◆ Task prompt:
Keep only the lines of the listing that include the word "author", and copy them.

-- begin Task inputs --

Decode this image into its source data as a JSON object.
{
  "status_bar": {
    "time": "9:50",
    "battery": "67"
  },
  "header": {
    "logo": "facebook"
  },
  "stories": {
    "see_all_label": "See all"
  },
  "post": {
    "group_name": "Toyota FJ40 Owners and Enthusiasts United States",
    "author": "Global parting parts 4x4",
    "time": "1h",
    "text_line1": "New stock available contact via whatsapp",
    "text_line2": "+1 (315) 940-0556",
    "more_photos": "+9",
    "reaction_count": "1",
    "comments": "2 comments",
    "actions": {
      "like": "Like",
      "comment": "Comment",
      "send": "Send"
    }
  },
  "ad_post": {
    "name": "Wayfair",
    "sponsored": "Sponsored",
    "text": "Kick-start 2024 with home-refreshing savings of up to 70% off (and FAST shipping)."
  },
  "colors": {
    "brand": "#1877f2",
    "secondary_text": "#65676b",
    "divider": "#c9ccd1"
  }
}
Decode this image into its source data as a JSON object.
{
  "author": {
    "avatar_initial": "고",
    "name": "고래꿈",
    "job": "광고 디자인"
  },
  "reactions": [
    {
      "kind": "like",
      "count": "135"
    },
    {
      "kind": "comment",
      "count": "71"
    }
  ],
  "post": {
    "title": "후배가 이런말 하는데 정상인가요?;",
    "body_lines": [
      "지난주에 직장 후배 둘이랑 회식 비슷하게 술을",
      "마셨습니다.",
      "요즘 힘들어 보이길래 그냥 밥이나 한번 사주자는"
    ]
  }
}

-- end Task inputs --

◆ Expected answer:
    "author": "Global parting parts 4x4",
  "author": {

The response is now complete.